----- Texto

Montaigne no fue un patriota sino un humanista, es decir, para él, el sentimiento de Nación estaba subordinado al de ciudadanía universal. De ahí que se opusiera al Descubrimiento y Colonización del Nuevo Mundo.
De Michel de Montaigne podemos decir, que siempre aprenderemos con sus Ensayos porque nos habló de todo el saber humano, por lo que podemos tomar y dejar lo que nos plazca. Crítico del Humanismo renacentista, aunque lector de Erasmo, Sexto Empírico y Cornelio Agrippa, Montaigne optó por la duda como razonamiento para encarar el saber de su tiempo. A los ojos del lector contemporáneo, parece un agnóstico. Sin embargo, lo cierto es que fue un escéptico proactivo, de mentalidad plural y crítica: un hombre moderno, en el seno de la clasicidad. Acaso su vigencia reside en que sigue siendo nuestro contemporáneo. Dice su biógrafo Peter Burke: “En su deseo de despojar de afectación la vida pública, Montaigne fue, como La Boetie, un moralista de la tradición estoica”.

----------
----- Registros enumerados

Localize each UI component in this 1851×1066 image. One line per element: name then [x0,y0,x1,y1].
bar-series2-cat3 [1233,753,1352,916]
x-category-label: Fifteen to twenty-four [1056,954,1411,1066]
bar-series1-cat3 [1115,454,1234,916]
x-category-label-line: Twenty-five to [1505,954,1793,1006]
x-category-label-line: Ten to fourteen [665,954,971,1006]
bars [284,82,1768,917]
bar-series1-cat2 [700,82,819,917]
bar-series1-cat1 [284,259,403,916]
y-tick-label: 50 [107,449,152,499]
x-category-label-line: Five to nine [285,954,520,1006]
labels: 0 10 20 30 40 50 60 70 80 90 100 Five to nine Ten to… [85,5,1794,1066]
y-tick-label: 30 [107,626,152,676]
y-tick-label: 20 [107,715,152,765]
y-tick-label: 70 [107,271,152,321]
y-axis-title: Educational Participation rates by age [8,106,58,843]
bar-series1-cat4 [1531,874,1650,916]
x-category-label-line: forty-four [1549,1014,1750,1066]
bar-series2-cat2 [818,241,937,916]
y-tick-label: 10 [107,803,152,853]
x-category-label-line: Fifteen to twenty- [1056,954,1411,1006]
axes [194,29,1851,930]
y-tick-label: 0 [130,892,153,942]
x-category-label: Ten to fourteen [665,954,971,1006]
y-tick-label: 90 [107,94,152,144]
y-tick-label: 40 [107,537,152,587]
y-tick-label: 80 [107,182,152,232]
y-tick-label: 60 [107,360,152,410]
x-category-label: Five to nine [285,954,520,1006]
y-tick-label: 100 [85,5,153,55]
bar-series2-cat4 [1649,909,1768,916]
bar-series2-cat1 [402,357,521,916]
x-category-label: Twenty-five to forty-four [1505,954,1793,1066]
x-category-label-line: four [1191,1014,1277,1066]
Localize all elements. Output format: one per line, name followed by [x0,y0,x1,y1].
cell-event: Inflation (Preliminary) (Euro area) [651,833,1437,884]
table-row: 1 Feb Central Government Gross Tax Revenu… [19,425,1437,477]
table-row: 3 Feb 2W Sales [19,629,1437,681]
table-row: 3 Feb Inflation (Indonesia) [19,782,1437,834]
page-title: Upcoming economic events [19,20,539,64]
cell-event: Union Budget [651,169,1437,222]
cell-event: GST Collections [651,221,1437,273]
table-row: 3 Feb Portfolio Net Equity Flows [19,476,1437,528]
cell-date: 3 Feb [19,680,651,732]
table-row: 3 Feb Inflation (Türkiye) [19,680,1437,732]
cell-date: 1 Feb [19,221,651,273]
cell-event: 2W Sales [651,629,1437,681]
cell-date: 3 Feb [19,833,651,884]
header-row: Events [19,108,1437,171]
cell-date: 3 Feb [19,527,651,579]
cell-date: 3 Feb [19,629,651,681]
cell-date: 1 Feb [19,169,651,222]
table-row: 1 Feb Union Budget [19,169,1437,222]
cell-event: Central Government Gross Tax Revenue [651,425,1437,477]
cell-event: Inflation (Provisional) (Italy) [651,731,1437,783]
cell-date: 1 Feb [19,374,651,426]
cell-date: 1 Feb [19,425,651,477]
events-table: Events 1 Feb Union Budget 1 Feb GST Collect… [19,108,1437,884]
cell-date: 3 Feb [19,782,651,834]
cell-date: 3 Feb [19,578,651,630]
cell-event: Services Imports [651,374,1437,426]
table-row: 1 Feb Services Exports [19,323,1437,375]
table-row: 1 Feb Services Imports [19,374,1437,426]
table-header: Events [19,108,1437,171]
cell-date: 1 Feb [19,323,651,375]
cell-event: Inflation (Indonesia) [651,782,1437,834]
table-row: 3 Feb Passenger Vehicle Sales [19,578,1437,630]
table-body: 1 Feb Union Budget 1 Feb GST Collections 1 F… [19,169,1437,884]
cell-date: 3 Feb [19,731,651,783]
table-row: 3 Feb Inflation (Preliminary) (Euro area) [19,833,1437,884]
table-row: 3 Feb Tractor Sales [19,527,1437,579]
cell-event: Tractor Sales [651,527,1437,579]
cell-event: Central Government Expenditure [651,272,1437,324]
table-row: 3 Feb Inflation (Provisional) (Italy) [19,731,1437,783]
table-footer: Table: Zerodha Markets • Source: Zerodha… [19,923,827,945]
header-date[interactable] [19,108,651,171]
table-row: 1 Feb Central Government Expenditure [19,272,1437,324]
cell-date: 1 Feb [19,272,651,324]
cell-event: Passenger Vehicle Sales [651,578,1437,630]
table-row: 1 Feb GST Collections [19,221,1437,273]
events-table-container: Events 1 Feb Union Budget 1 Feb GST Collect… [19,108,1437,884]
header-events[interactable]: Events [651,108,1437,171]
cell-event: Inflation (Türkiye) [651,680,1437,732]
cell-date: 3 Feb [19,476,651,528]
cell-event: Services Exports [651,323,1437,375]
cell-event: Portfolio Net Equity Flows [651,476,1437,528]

----------

#### Solicitud de trabajo A
Resume en dos oraciones el texto sobre Montaigne.
#### Solicitud de trabajo B
Copia del texto sobre Montaigne el tramo que va desde "Montaigne no fue" hasta "del Nuevo Mundo.", ambos incluidos, y sustituye "patriota" por "nacionalista".
#### Solicitud de trabajo C
Según el texto sobre Montaigne, ¿quién es el biógrafo de Montaigne que se cita?
Los registros no tienen ningún papel en esto.

#### Solución del ejercicio A
Montaigne fue un humanista más que un patriota: puso la ciudadanía universal por encima del sentimiento de Nación, y por eso se opuso al Descubrimiento y Colonización del Nuevo Mundo. Escéptico proactivo y de mentalidad plural y crítica, eligió la duda como razonamiento ante el saber de su tiempo, y sus Ensayos siguen enseñando porque abarcan todo el saber humano.

#### Solución del ejercicio B
Montaigne no fue un nacionalista sino un humanista, es decir, para él, el sentimiento de Nación estaba subordinado al de ciudadanía universal. De ahí que se opusiera al Descubrimiento y Colonización del Nuevo Mundo.

#### Solución del ejercicio C
Peter Burke.